**Data supplied:**

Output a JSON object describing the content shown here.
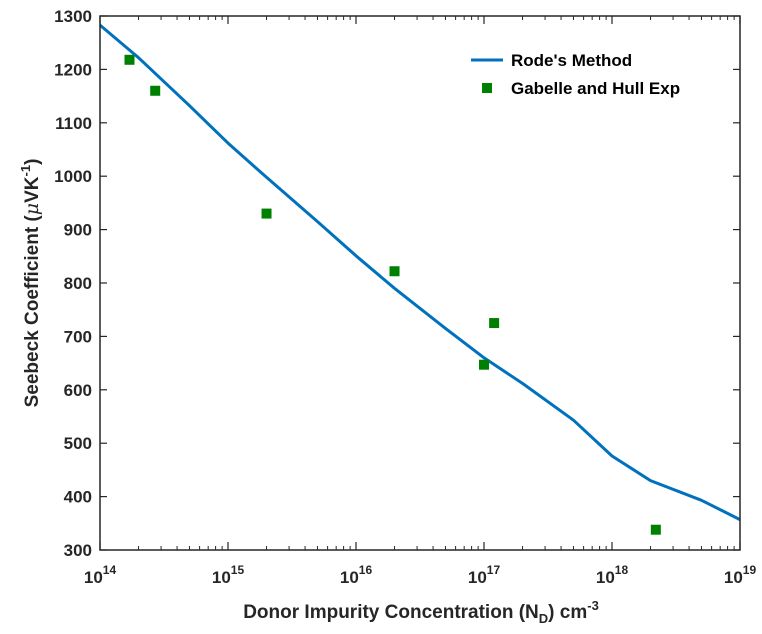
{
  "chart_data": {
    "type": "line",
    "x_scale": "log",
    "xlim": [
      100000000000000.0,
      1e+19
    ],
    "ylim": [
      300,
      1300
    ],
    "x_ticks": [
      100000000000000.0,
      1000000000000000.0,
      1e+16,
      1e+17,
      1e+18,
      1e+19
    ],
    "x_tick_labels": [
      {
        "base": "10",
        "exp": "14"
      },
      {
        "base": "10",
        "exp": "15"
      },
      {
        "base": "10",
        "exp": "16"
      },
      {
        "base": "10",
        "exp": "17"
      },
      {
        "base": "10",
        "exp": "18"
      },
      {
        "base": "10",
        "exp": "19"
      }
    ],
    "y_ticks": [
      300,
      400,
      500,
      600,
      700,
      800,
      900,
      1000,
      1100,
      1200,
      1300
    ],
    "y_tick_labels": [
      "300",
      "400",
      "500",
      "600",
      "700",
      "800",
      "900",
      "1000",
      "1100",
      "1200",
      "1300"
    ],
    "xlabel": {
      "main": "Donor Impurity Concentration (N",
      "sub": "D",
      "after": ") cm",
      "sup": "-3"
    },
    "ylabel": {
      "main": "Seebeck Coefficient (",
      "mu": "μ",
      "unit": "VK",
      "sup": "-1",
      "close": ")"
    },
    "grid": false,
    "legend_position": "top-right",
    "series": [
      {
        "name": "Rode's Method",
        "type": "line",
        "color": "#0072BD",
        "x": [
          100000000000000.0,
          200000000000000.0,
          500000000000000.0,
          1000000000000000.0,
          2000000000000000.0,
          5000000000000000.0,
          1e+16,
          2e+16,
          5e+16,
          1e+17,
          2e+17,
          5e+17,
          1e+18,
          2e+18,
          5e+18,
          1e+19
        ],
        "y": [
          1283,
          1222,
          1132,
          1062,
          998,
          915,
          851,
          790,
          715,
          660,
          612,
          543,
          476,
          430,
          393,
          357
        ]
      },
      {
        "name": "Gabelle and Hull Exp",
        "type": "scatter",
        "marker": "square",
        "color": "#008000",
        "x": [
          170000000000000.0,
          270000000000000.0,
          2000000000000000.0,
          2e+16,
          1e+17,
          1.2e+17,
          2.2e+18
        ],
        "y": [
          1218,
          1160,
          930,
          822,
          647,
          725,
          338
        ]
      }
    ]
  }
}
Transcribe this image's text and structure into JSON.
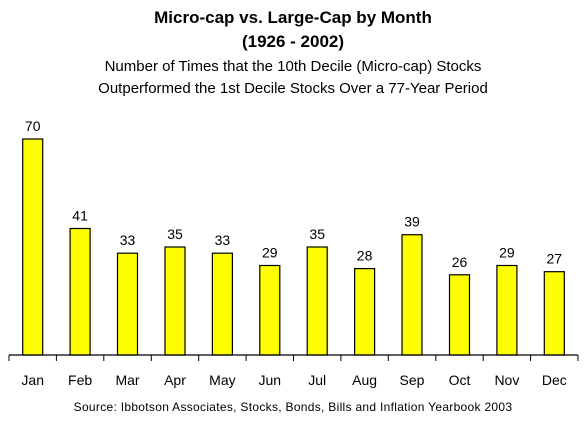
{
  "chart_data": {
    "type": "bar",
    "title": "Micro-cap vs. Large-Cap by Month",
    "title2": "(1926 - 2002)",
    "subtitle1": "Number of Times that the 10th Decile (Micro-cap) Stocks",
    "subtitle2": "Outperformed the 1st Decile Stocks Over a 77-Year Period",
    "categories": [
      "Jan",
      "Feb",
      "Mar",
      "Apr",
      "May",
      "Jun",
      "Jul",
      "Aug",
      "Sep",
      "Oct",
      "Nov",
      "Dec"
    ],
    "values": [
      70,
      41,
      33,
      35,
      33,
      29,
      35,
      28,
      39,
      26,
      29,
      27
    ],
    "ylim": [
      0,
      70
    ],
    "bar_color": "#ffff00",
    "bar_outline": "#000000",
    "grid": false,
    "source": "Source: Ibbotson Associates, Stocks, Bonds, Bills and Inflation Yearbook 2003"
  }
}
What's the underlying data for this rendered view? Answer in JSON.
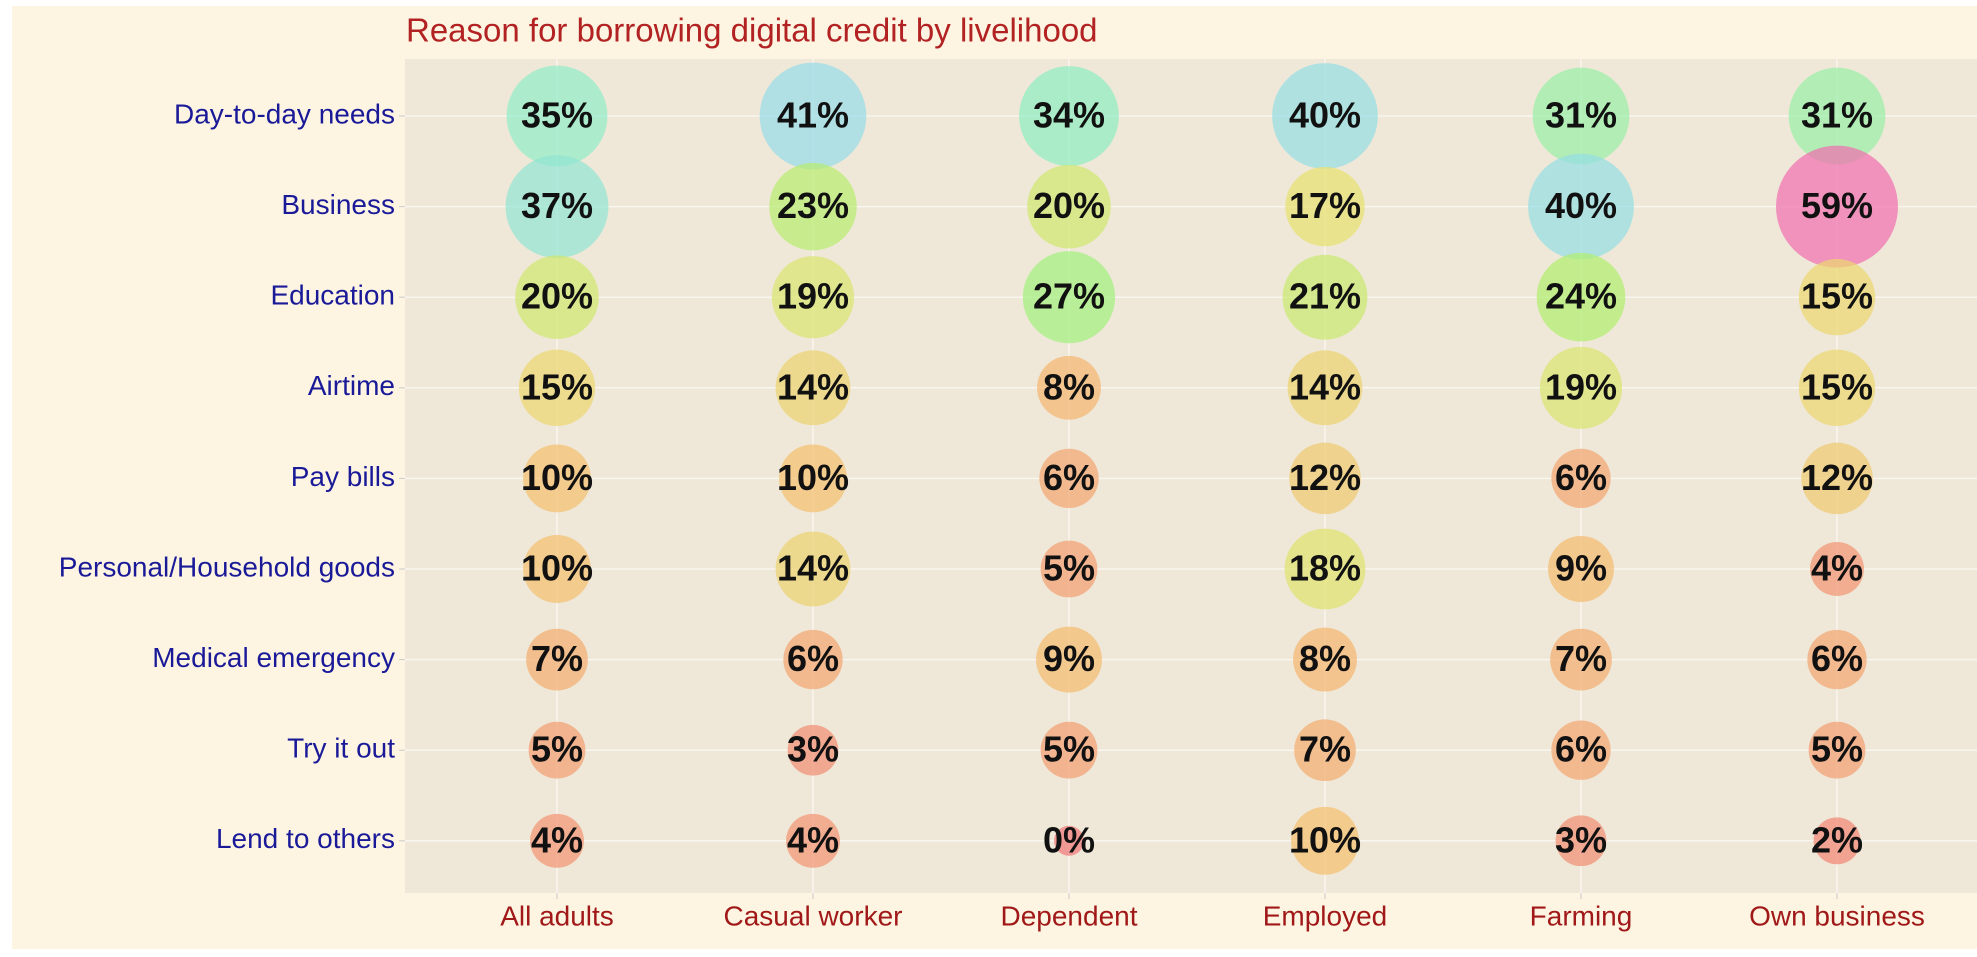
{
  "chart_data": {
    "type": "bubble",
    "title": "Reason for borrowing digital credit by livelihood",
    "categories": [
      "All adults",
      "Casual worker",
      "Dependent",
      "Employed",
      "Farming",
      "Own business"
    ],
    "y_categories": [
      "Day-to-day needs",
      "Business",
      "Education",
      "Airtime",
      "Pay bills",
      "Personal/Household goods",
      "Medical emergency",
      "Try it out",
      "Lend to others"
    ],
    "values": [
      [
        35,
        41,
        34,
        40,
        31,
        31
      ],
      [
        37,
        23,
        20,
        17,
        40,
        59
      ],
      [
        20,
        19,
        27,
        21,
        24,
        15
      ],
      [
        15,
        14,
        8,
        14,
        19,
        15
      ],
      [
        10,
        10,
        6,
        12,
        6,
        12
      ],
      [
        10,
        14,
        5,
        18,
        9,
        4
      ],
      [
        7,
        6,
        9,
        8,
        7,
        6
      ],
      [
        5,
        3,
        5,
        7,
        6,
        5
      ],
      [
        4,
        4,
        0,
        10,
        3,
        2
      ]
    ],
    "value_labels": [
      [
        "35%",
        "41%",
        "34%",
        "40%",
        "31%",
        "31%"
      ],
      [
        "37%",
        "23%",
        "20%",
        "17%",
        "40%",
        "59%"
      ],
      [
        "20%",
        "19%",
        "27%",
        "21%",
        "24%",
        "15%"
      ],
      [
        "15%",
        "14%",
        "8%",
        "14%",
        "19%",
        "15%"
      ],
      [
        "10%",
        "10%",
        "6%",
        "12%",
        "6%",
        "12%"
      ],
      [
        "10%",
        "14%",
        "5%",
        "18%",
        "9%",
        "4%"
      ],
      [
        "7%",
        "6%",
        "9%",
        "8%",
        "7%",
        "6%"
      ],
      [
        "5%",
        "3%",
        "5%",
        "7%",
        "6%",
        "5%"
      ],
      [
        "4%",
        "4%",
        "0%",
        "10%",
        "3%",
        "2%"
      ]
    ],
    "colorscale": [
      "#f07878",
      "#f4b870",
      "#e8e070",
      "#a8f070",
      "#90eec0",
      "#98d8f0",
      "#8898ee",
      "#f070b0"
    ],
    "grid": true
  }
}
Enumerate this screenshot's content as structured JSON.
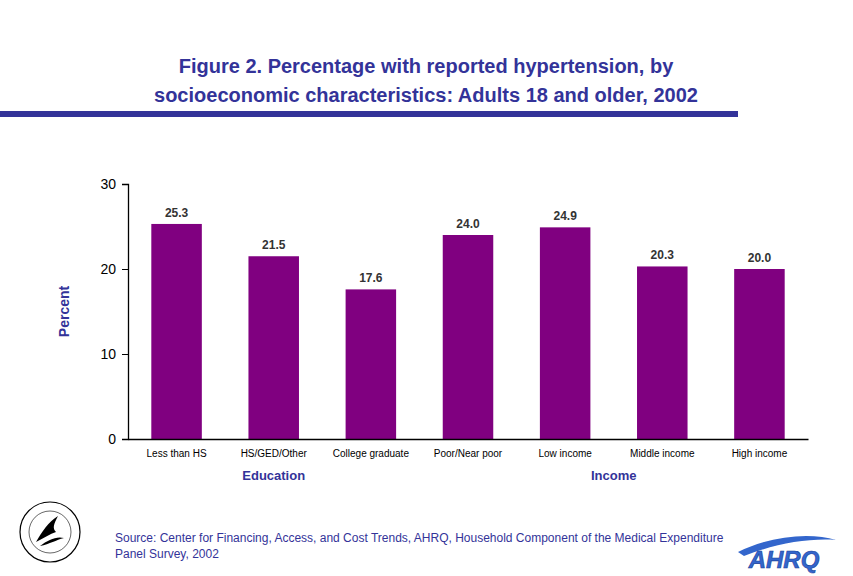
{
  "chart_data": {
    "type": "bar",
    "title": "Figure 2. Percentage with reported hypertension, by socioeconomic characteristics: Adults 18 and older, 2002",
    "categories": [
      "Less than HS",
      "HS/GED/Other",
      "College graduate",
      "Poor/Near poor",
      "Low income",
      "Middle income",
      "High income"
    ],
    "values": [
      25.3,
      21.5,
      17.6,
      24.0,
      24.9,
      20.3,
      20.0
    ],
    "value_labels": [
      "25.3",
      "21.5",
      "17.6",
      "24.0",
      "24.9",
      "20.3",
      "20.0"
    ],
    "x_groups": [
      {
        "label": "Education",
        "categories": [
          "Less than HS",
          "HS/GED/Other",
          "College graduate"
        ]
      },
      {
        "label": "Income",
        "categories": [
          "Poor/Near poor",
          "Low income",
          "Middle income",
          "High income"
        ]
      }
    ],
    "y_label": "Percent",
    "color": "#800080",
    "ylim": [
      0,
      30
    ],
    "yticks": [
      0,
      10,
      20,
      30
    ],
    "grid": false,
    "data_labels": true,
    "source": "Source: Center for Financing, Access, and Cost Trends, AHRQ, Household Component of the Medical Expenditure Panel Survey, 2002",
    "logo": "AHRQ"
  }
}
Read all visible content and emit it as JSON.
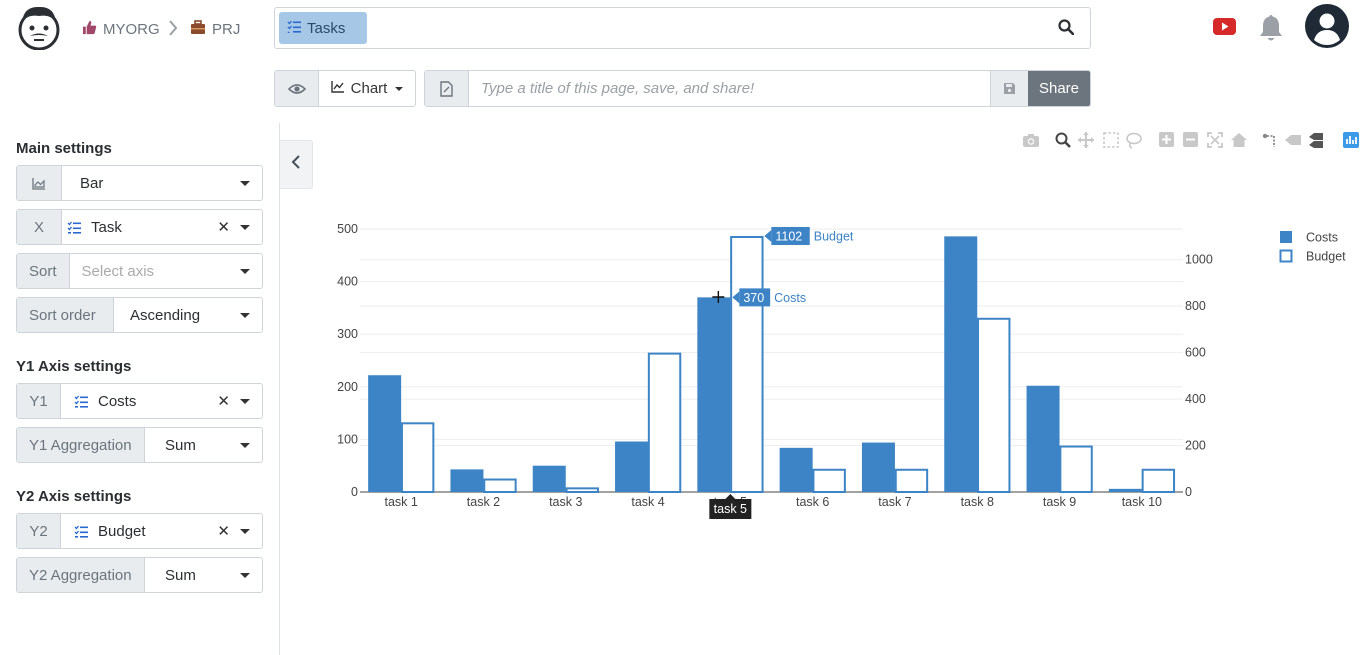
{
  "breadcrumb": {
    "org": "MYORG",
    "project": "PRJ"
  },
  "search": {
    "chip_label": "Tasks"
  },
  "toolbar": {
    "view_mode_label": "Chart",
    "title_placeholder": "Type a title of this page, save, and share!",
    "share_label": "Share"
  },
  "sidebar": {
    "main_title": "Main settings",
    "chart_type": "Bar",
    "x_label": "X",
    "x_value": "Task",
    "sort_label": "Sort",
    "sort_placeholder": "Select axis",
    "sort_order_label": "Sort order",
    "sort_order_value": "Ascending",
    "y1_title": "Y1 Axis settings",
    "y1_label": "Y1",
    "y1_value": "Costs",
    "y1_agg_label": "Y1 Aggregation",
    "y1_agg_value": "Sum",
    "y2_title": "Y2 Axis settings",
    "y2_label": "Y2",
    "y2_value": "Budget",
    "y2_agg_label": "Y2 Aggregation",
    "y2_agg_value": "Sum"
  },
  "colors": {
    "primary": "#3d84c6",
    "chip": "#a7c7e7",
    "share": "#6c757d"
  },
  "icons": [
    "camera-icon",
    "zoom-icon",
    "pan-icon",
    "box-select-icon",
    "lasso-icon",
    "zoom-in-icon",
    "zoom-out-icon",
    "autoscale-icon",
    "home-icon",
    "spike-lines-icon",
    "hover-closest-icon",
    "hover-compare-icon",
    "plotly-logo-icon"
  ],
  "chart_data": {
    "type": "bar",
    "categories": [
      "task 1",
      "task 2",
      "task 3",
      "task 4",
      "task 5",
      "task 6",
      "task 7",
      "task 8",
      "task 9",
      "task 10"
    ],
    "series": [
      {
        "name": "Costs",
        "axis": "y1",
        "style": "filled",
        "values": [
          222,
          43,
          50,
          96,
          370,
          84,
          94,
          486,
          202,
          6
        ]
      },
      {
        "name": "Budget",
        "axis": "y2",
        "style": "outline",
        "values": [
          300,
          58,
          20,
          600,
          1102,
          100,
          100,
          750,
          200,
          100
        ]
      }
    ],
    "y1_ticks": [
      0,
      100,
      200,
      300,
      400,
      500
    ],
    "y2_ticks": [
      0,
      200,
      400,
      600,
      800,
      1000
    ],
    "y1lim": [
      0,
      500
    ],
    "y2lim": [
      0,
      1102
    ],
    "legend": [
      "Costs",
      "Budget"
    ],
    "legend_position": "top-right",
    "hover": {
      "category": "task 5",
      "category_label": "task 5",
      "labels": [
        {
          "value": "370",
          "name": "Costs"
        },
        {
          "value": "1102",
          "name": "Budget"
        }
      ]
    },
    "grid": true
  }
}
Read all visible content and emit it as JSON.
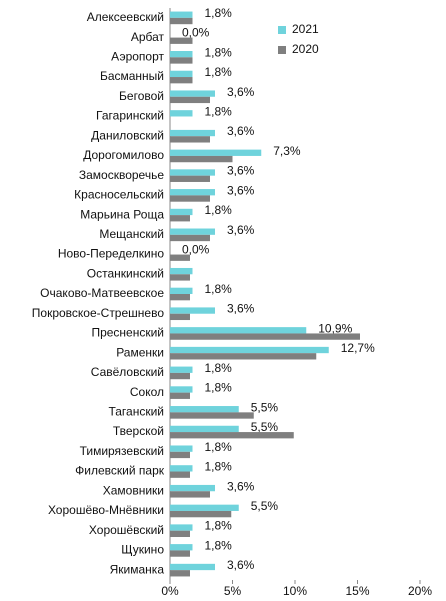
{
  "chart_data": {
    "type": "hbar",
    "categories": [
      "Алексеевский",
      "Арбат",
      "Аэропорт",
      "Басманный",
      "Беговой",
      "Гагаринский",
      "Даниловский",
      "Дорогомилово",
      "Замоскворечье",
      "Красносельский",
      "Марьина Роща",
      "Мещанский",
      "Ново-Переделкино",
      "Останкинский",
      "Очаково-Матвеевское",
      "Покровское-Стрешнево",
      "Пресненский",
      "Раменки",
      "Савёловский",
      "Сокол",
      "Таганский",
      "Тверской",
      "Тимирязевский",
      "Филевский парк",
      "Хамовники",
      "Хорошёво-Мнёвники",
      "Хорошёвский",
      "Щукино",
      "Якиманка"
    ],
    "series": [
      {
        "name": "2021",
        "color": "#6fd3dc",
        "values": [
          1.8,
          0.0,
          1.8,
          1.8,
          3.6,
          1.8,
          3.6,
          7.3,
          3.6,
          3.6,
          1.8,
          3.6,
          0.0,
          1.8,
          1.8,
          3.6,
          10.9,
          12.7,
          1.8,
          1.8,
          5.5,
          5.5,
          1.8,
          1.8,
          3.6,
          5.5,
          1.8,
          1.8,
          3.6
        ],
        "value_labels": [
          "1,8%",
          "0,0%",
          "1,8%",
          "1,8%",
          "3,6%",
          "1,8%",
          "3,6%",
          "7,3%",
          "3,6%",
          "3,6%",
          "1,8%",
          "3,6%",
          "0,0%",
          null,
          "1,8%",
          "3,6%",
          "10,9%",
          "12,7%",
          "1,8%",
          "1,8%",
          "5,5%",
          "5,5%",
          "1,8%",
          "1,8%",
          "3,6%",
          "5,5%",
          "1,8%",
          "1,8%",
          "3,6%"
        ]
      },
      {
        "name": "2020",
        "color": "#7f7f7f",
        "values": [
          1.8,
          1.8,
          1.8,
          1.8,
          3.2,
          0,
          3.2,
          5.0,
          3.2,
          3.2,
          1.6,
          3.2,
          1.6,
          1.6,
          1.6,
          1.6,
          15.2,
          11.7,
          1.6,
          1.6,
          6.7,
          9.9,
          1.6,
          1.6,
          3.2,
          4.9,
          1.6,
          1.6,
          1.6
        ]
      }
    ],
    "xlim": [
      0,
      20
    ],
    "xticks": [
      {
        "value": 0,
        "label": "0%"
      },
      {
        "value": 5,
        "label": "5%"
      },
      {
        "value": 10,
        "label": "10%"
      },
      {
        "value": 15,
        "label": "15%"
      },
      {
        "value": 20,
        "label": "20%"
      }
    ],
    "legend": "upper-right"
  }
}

**Written exercise:**
In the records, locate each line holding the string "College" and copy it.

**Right answer:**
      "College graduate",
          "College graduate"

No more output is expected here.